Leave out the pictures and reproduce all of the data exactly.

··· Given data ···

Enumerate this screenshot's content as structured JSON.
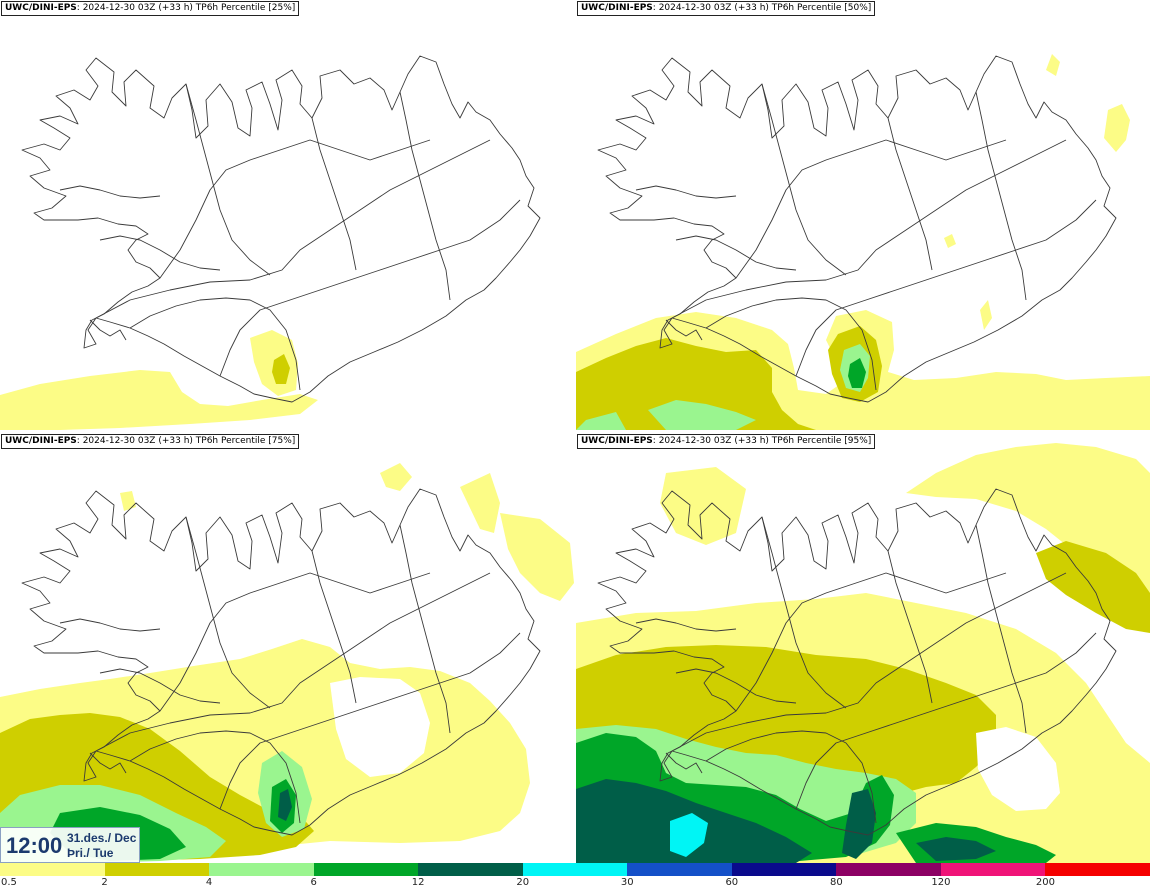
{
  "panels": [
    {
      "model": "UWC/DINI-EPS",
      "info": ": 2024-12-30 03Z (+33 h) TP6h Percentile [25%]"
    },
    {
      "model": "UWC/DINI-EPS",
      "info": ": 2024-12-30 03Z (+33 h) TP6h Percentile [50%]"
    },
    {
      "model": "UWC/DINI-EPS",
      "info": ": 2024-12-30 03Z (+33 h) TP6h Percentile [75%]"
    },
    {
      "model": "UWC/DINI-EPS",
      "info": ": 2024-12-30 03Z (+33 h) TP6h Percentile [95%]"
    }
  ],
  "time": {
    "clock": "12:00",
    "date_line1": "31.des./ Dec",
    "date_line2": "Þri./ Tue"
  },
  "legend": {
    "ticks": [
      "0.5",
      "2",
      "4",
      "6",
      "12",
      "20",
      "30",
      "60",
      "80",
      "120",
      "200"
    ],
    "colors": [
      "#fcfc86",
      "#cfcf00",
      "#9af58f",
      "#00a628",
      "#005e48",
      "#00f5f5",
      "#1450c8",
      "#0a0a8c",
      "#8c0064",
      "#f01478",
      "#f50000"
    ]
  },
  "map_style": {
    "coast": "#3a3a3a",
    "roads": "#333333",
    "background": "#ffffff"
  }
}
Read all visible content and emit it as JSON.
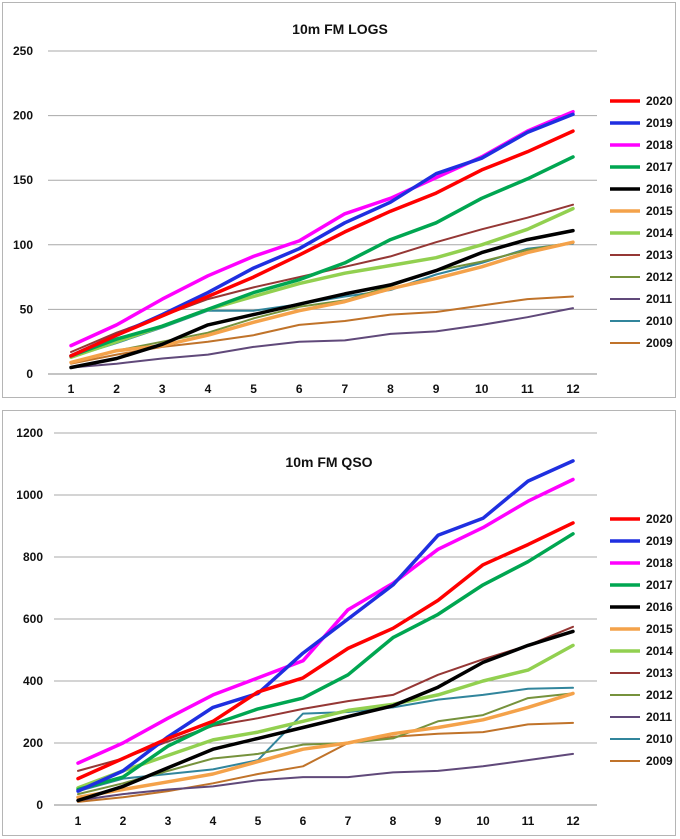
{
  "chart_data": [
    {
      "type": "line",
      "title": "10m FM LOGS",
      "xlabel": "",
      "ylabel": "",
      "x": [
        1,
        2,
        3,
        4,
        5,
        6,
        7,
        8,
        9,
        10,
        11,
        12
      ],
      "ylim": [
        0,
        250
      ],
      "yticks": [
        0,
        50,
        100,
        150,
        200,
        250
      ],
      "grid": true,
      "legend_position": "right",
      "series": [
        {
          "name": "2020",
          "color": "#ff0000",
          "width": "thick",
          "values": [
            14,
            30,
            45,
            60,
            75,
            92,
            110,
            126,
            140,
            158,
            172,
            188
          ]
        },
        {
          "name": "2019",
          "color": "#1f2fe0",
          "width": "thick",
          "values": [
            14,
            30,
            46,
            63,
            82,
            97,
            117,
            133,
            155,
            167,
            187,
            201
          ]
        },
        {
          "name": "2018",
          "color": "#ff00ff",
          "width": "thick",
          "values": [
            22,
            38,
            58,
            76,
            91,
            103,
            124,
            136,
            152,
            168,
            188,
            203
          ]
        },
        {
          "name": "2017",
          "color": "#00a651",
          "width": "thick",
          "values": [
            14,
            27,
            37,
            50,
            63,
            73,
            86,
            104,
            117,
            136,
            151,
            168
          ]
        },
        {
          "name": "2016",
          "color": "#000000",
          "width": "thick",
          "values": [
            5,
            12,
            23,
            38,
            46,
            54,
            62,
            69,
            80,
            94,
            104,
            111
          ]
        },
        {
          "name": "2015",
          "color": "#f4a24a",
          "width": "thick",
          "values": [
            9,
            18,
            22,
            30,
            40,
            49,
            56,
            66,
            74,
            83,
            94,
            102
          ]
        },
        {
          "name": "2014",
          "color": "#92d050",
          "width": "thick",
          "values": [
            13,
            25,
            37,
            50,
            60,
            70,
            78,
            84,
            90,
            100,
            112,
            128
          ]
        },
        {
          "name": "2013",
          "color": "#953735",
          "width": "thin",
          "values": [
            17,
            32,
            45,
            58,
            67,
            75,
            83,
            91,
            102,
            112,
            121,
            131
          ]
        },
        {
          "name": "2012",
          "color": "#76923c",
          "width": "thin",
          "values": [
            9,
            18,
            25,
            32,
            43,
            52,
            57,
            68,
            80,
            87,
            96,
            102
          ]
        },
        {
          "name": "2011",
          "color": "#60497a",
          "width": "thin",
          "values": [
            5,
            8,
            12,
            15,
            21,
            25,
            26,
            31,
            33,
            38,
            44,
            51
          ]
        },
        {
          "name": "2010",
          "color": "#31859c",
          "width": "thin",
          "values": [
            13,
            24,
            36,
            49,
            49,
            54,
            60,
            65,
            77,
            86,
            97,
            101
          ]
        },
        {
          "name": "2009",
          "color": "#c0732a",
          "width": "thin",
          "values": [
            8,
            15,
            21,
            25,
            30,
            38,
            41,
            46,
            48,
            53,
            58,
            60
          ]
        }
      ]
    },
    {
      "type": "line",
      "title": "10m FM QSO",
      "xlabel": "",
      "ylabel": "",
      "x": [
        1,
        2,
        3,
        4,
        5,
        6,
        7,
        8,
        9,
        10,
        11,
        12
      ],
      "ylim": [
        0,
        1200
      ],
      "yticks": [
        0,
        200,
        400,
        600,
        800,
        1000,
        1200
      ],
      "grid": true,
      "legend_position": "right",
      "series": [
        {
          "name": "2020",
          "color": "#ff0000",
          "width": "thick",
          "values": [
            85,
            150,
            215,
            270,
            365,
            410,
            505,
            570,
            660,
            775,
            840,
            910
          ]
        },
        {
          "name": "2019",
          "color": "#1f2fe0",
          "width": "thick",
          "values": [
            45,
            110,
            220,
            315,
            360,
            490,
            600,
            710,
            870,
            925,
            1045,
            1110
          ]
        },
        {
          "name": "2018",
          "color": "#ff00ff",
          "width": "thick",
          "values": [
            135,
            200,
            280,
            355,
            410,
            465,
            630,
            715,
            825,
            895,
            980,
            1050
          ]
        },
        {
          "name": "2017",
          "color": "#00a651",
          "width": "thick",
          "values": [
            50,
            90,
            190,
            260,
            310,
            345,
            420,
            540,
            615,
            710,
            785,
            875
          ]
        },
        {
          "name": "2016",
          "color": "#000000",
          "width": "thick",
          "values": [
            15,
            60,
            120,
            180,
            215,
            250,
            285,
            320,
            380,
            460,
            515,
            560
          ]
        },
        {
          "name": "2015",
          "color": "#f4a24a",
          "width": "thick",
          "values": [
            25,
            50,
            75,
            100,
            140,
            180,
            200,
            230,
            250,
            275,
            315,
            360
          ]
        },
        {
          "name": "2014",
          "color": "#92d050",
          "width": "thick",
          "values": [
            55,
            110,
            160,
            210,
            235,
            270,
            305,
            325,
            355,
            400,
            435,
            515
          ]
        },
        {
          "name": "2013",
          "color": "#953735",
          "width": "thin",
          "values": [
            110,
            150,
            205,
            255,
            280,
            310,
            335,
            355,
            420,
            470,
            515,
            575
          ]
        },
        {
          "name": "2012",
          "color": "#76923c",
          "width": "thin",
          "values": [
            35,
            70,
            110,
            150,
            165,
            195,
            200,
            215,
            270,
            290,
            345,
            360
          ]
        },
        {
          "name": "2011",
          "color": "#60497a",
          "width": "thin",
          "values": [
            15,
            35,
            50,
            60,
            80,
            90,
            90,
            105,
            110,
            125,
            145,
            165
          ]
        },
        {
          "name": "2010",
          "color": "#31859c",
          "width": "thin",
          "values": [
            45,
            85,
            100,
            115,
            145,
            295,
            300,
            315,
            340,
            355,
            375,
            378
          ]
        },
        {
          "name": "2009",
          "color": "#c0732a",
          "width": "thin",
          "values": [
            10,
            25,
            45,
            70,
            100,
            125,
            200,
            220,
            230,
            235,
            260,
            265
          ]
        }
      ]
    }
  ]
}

···

▸ **Output of the task**:
Enumerate this screenshot's content as structured JSON.
{
  "panels": [
    {
      "model": "UWC/DINI-EPS",
      "info": ": 2024-12-30 03Z (+33 h) TP6h Percentile [25%]"
    },
    {
      "model": "UWC/DINI-EPS",
      "info": ": 2024-12-30 03Z (+33 h) TP6h Percentile [50%]"
    },
    {
      "model": "UWC/DINI-EPS",
      "info": ": 2024-12-30 03Z (+33 h) TP6h Percentile [75%]"
    },
    {
      "model": "UWC/DINI-EPS",
      "info": ": 2024-12-30 03Z (+33 h) TP6h Percentile [95%]"
    }
  ],
  "time": {
    "clock": "12:00",
    "date_line1": "31.des./ Dec",
    "date_line2": "Þri./ Tue"
  },
  "legend": {
    "ticks": [
      "0.5",
      "2",
      "4",
      "6",
      "12",
      "20",
      "30",
      "60",
      "80",
      "120",
      "200"
    ],
    "colors": [
      "#fcfc86",
      "#cfcf00",
      "#9af58f",
      "#00a628",
      "#005e48",
      "#00f5f5",
      "#1450c8",
      "#0a0a8c",
      "#8c0064",
      "#f01478",
      "#f50000"
    ]
  },
  "map_style": {
    "coast": "#3a3a3a",
    "roads": "#333333",
    "background": "#ffffff"
  }
}
Read all visible content and emit it as JSON.
{
  "chart_data": [
    {
      "type": "line",
      "title": "10m FM LOGS",
      "xlabel": "",
      "ylabel": "",
      "x": [
        1,
        2,
        3,
        4,
        5,
        6,
        7,
        8,
        9,
        10,
        11,
        12
      ],
      "ylim": [
        0,
        250
      ],
      "yticks": [
        0,
        50,
        100,
        150,
        200,
        250
      ],
      "grid": true,
      "legend_position": "right",
      "series": [
        {
          "name": "2020",
          "color": "#ff0000",
          "width": "thick",
          "values": [
            14,
            30,
            45,
            60,
            75,
            92,
            110,
            126,
            140,
            158,
            172,
            188
          ]
        },
        {
          "name": "2019",
          "color": "#1f2fe0",
          "width": "thick",
          "values": [
            14,
            30,
            46,
            63,
            82,
            97,
            117,
            133,
            155,
            167,
            187,
            201
          ]
        },
        {
          "name": "2018",
          "color": "#ff00ff",
          "width": "thick",
          "values": [
            22,
            38,
            58,
            76,
            91,
            103,
            124,
            136,
            152,
            168,
            188,
            203
          ]
        },
        {
          "name": "2017",
          "color": "#00a651",
          "width": "thick",
          "values": [
            14,
            27,
            37,
            50,
            63,
            73,
            86,
            104,
            117,
            136,
            151,
            168
          ]
        },
        {
          "name": "2016",
          "color": "#000000",
          "width": "thick",
          "values": [
            5,
            12,
            23,
            38,
            46,
            54,
            62,
            69,
            80,
            94,
            104,
            111
          ]
        },
        {
          "name": "2015",
          "color": "#f4a24a",
          "width": "thick",
          "values": [
            9,
            18,
            22,
            30,
            40,
            49,
            56,
            66,
            74,
            83,
            94,
            102
          ]
        },
        {
          "name": "2014",
          "color": "#92d050",
          "width": "thick",
          "values": [
            13,
            25,
            37,
            50,
            60,
            70,
            78,
            84,
            90,
            100,
            112,
            128
          ]
        },
        {
          "name": "2013",
          "color": "#953735",
          "width": "thin",
          "values": [
            17,
            32,
            45,
            58,
            67,
            75,
            83,
            91,
            102,
            112,
            121,
            131
          ]
        },
        {
          "name": "2012",
          "color": "#76923c",
          "width": "thin",
          "values": [
            9,
            18,
            25,
            32,
            43,
            52,
            57,
            68,
            80,
            87,
            96,
            102
          ]
        },
        {
          "name": "2011",
          "color": "#60497a",
          "width": "thin",
          "values": [
            5,
            8,
            12,
            15,
            21,
            25,
            26,
            31,
            33,
            38,
            44,
            51
          ]
        },
        {
          "name": "2010",
          "color": "#31859c",
          "width": "thin",
          "values": [
            13,
            24,
            36,
            49,
            49,
            54,
            60,
            65,
            77,
            86,
            97,
            101
          ]
        },
        {
          "name": "2009",
          "color": "#c0732a",
          "width": "thin",
          "values": [
            8,
            15,
            21,
            25,
            30,
            38,
            41,
            46,
            48,
            53,
            58,
            60
          ]
        }
      ]
    },
    {
      "type": "line",
      "title": "10m FM QSO",
      "xlabel": "",
      "ylabel": "",
      "x": [
        1,
        2,
        3,
        4,
        5,
        6,
        7,
        8,
        9,
        10,
        11,
        12
      ],
      "ylim": [
        0,
        1200
      ],
      "yticks": [
        0,
        200,
        400,
        600,
        800,
        1000,
        1200
      ],
      "grid": true,
      "legend_position": "right",
      "series": [
        {
          "name": "2020",
          "color": "#ff0000",
          "width": "thick",
          "values": [
            85,
            150,
            215,
            270,
            365,
            410,
            505,
            570,
            660,
            775,
            840,
            910
          ]
        },
        {
          "name": "2019",
          "color": "#1f2fe0",
          "width": "thick",
          "values": [
            45,
            110,
            220,
            315,
            360,
            490,
            600,
            710,
            870,
            925,
            1045,
            1110
          ]
        },
        {
          "name": "2018",
          "color": "#ff00ff",
          "width": "thick",
          "values": [
            135,
            200,
            280,
            355,
            410,
            465,
            630,
            715,
            825,
            895,
            980,
            1050
          ]
        },
        {
          "name": "2017",
          "color": "#00a651",
          "width": "thick",
          "values": [
            50,
            90,
            190,
            260,
            310,
            345,
            420,
            540,
            615,
            710,
            785,
            875
          ]
        },
        {
          "name": "2016",
          "color": "#000000",
          "width": "thick",
          "values": [
            15,
            60,
            120,
            180,
            215,
            250,
            285,
            320,
            380,
            460,
            515,
            560
          ]
        },
        {
          "name": "2015",
          "color": "#f4a24a",
          "width": "thick",
          "values": [
            25,
            50,
            75,
            100,
            140,
            180,
            200,
            230,
            250,
            275,
            315,
            360
          ]
        },
        {
          "name": "2014",
          "color": "#92d050",
          "width": "thick",
          "values": [
            55,
            110,
            160,
            210,
            235,
            270,
            305,
            325,
            355,
            400,
            435,
            515
          ]
        },
        {
          "name": "2013",
          "color": "#953735",
          "width": "thin",
          "values": [
            110,
            150,
            205,
            255,
            280,
            310,
            335,
            355,
            420,
            470,
            515,
            575
          ]
        },
        {
          "name": "2012",
          "color": "#76923c",
          "width": "thin",
          "values": [
            35,
            70,
            110,
            150,
            165,
            195,
            200,
            215,
            270,
            290,
            345,
            360
          ]
        },
        {
          "name": "2011",
          "color": "#60497a",
          "width": "thin",
          "values": [
            15,
            35,
            50,
            60,
            80,
            90,
            90,
            105,
            110,
            125,
            145,
            165
          ]
        },
        {
          "name": "2010",
          "color": "#31859c",
          "width": "thin",
          "values": [
            45,
            85,
            100,
            115,
            145,
            295,
            300,
            315,
            340,
            355,
            375,
            378
          ]
        },
        {
          "name": "2009",
          "color": "#c0732a",
          "width": "thin",
          "values": [
            10,
            25,
            45,
            70,
            100,
            125,
            200,
            220,
            230,
            235,
            260,
            265
          ]
        }
      ]
    }
  ]
}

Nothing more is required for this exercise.